__Data entries__.
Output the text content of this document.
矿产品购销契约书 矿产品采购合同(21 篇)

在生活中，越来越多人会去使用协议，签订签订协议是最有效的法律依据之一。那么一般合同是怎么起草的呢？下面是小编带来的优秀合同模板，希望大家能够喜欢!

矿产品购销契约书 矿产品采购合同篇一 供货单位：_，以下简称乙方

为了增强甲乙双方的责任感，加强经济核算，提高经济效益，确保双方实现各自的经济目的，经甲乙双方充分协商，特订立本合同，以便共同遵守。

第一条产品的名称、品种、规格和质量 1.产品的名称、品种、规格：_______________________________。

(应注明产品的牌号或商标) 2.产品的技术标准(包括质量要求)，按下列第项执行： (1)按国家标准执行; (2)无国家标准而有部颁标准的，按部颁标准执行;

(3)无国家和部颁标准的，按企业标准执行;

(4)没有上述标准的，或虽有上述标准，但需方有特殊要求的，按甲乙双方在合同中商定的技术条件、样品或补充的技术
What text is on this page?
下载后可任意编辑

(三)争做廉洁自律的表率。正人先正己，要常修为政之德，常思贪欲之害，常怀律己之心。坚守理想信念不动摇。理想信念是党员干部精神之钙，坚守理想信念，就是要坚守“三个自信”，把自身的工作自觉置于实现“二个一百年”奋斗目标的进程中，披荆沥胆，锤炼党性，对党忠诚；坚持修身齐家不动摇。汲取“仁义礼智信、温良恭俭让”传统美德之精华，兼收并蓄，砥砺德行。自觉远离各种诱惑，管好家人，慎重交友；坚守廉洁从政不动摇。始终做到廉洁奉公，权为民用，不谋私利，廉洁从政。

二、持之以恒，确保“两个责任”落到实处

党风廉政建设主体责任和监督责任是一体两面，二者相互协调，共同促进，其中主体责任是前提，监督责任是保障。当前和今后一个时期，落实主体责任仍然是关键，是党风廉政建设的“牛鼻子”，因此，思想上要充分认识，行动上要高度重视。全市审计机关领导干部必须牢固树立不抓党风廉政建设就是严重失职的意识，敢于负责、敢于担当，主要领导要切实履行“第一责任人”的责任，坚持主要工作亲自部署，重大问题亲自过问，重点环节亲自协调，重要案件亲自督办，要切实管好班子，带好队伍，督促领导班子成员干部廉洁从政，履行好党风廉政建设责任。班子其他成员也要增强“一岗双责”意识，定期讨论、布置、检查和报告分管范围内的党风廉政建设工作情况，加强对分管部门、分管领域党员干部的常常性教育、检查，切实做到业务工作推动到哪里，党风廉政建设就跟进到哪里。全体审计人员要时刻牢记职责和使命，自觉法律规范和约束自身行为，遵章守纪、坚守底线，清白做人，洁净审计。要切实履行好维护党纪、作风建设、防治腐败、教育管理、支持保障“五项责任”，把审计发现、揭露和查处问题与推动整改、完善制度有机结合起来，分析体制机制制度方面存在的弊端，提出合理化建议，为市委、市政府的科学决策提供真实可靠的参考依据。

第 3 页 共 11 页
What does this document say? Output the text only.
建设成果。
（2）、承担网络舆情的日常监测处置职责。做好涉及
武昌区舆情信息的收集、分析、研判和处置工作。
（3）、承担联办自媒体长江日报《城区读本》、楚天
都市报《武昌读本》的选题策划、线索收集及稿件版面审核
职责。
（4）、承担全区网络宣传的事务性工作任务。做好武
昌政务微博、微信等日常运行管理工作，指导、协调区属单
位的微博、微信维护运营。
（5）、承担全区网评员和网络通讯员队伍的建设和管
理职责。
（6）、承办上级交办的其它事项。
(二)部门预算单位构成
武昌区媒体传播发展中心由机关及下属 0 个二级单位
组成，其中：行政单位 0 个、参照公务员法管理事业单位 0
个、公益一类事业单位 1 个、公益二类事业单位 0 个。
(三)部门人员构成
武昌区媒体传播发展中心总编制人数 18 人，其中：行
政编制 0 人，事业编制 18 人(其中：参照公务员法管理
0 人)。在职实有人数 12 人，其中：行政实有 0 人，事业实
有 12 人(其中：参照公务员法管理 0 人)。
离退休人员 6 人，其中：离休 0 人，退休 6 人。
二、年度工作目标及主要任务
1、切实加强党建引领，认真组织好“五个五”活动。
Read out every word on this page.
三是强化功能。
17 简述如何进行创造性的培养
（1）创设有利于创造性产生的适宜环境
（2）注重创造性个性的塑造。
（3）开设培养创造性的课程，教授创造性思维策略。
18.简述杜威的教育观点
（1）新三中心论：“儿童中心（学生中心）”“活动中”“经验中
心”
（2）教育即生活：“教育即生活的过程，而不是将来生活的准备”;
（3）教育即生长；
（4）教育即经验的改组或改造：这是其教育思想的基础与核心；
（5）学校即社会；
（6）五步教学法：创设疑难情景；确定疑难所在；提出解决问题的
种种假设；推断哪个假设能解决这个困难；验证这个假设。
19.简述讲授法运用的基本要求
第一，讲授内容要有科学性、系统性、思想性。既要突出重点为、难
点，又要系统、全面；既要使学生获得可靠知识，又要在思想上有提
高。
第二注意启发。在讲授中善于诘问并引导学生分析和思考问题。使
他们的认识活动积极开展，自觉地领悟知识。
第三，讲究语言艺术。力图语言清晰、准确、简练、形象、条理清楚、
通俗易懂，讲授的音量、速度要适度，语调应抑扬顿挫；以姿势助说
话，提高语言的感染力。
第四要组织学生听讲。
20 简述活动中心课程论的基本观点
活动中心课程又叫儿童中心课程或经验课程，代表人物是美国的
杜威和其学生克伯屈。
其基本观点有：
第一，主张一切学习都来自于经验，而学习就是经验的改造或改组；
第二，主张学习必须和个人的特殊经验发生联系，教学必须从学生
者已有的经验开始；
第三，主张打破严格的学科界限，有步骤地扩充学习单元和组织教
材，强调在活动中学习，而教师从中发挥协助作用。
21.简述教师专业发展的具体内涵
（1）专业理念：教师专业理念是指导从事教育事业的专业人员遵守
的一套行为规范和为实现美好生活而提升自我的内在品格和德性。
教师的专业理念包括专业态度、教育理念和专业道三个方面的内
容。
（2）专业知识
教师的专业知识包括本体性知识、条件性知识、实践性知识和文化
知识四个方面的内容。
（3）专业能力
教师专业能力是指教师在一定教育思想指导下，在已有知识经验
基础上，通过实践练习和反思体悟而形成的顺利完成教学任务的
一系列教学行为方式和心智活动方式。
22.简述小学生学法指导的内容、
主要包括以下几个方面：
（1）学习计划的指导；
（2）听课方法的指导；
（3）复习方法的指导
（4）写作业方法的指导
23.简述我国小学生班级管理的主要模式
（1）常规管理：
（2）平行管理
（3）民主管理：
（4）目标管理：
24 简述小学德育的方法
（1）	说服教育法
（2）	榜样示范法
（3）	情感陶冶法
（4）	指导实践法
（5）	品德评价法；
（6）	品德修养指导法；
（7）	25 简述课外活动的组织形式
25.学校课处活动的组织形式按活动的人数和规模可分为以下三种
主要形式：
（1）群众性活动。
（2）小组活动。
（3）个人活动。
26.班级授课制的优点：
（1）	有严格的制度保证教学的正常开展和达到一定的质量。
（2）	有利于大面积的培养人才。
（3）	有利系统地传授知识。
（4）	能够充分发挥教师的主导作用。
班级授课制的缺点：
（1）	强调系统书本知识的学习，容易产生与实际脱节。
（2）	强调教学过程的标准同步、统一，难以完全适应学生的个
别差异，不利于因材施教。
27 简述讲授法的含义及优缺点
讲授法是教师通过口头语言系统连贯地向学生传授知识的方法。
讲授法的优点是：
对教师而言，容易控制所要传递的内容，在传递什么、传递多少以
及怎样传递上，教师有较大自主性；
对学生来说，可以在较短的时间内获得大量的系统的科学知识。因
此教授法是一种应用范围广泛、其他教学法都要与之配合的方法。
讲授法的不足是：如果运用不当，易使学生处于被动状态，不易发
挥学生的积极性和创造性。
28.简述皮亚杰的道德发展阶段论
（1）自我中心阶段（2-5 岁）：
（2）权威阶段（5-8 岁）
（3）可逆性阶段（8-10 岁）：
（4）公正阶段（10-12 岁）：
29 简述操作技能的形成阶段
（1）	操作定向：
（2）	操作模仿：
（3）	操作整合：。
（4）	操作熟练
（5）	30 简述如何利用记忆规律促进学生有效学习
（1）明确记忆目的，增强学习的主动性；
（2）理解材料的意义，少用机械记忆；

__Task objective__. Pick out the lines that have the word "What". Copy them all.

__Correct result__.
What text is on this page?
What does this document say? Output the text only.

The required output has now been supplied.